Recorded data ->
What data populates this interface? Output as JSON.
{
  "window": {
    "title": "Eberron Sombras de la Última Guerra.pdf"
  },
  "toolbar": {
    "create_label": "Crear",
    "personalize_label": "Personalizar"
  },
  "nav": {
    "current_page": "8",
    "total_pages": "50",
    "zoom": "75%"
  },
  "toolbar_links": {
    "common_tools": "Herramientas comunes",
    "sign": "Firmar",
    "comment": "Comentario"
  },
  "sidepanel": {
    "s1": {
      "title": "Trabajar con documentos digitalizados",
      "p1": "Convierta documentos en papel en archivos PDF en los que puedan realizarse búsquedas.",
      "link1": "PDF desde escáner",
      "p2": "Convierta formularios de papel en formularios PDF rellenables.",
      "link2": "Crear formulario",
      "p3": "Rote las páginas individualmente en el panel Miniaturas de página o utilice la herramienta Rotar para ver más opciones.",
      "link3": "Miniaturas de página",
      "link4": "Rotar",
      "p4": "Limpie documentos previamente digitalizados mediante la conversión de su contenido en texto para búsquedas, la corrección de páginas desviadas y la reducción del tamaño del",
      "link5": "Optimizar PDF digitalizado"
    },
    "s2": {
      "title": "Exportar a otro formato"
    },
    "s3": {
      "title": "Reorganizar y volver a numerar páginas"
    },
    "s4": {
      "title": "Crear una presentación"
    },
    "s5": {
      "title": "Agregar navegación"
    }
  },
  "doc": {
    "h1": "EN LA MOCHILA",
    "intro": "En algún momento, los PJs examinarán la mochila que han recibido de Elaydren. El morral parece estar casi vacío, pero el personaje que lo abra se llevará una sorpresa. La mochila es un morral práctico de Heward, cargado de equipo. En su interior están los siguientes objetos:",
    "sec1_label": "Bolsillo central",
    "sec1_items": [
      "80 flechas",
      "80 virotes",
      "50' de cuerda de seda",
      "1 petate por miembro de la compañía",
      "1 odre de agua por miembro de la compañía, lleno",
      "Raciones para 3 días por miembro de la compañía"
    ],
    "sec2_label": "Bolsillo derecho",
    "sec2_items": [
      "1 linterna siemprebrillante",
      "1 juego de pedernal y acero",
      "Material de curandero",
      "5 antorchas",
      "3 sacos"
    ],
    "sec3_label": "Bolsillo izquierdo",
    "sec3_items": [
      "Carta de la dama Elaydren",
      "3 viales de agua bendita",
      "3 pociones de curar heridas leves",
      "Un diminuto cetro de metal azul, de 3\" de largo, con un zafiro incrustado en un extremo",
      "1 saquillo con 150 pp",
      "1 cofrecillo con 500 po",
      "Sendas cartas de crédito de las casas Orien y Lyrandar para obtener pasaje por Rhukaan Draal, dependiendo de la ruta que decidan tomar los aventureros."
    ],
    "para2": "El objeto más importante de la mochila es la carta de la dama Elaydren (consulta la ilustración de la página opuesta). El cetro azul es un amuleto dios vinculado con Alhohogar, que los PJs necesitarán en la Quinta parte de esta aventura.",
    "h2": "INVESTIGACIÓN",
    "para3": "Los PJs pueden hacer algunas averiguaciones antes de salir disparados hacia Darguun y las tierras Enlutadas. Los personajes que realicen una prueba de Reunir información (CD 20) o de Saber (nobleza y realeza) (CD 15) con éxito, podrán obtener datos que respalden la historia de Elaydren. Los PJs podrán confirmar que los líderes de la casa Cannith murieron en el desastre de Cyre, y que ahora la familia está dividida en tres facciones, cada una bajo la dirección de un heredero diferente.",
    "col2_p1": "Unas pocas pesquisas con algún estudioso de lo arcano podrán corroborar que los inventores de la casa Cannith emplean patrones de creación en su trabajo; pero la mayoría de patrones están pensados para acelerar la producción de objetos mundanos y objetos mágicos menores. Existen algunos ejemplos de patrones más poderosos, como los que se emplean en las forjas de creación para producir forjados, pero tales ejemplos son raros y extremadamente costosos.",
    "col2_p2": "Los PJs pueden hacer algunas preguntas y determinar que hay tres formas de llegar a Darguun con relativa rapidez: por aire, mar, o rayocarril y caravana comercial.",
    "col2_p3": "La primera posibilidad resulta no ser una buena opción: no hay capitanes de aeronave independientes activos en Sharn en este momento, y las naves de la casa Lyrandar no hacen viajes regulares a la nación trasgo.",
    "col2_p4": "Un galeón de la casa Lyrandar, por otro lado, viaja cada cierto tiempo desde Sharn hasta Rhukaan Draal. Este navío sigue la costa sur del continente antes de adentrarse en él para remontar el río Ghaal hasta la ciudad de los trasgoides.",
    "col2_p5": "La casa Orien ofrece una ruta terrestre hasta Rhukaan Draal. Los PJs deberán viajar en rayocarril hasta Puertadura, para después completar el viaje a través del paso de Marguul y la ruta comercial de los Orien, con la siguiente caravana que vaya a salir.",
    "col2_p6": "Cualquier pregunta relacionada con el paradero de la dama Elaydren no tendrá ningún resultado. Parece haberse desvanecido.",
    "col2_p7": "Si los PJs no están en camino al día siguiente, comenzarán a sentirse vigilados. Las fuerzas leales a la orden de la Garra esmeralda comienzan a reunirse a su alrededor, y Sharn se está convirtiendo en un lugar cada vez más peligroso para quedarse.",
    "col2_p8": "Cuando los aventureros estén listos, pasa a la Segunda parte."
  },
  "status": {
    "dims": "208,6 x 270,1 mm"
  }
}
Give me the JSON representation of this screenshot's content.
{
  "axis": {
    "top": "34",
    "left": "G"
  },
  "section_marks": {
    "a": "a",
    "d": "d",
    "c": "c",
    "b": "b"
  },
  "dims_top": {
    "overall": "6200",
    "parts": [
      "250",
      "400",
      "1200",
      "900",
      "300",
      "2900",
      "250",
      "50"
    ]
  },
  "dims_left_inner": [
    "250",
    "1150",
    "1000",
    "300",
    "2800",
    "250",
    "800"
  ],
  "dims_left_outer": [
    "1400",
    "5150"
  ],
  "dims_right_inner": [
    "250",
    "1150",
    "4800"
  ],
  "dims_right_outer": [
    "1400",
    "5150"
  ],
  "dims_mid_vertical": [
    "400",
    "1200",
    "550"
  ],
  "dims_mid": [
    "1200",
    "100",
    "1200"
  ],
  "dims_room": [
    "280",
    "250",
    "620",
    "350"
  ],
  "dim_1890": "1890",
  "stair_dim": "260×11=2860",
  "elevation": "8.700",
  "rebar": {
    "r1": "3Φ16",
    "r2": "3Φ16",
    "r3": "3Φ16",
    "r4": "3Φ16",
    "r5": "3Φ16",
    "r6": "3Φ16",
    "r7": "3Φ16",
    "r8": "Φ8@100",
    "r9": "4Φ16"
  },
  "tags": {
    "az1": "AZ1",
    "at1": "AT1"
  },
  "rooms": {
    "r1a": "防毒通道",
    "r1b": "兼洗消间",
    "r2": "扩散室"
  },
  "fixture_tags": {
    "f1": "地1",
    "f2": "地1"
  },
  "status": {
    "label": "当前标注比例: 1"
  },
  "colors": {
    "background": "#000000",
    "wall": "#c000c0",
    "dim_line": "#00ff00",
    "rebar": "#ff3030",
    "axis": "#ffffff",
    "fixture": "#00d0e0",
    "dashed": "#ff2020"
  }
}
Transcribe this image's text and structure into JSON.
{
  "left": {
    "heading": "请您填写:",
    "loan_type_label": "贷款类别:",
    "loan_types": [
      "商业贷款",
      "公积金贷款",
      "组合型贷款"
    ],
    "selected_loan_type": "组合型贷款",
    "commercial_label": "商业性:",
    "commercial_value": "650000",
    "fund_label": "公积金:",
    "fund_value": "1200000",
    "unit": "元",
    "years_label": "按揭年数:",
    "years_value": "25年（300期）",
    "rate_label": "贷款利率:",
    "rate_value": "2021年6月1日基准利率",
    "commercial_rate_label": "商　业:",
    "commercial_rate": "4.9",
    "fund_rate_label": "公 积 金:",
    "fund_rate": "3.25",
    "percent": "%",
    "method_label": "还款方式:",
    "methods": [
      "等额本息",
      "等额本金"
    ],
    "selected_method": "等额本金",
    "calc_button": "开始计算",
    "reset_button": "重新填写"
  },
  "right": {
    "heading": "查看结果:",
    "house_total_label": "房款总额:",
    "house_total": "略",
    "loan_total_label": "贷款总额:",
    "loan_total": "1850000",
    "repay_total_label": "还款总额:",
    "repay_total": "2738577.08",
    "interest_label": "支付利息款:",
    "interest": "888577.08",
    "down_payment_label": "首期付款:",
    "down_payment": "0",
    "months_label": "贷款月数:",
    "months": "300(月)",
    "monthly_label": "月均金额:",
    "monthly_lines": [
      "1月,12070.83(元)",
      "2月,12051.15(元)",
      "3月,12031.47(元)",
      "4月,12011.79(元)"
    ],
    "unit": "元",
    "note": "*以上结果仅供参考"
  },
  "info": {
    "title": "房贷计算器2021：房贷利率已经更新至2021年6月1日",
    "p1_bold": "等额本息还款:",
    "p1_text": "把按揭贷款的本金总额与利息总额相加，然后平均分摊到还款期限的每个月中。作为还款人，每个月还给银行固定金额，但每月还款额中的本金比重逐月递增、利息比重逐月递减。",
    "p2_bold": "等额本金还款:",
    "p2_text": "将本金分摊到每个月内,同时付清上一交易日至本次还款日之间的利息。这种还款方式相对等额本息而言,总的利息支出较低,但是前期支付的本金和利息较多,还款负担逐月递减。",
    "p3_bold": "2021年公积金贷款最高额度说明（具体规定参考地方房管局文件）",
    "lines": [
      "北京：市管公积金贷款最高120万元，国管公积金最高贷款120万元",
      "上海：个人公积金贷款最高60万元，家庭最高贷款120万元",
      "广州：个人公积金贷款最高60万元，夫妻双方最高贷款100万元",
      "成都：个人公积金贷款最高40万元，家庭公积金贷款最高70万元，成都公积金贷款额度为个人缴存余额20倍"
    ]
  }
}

TASK GOAL -> Search the preceding listing for the word "pero" and pull out every line that holds it.

OUTPUT BELOW ->
    "intro": "En algún momento, los PJs examinarán la mochila que han recibido de Elaydren. El morral parece estar casi vacío, pero el personaje que lo abra se llevará una sorpresa. La mochila es un morral práctico de Heward, cargado de equipo. En su interior están los siguientes objetos:",
    "col2_p1": "Unas pocas pesquisas con algún estudioso de lo arcano podrán corroborar que los inventores de la casa Cannith emplean patrones de creación en su trabajo; pero la mayoría de patrones están pensados para acelerar la producción de objetos mundanos y objetos mágicos menores. Existen algunos ejemplos de patrones más poderosos, como los que se emplean en las forjas de creación para producir forjados, pero tales ejemplos son raros y extremadamente costosos.",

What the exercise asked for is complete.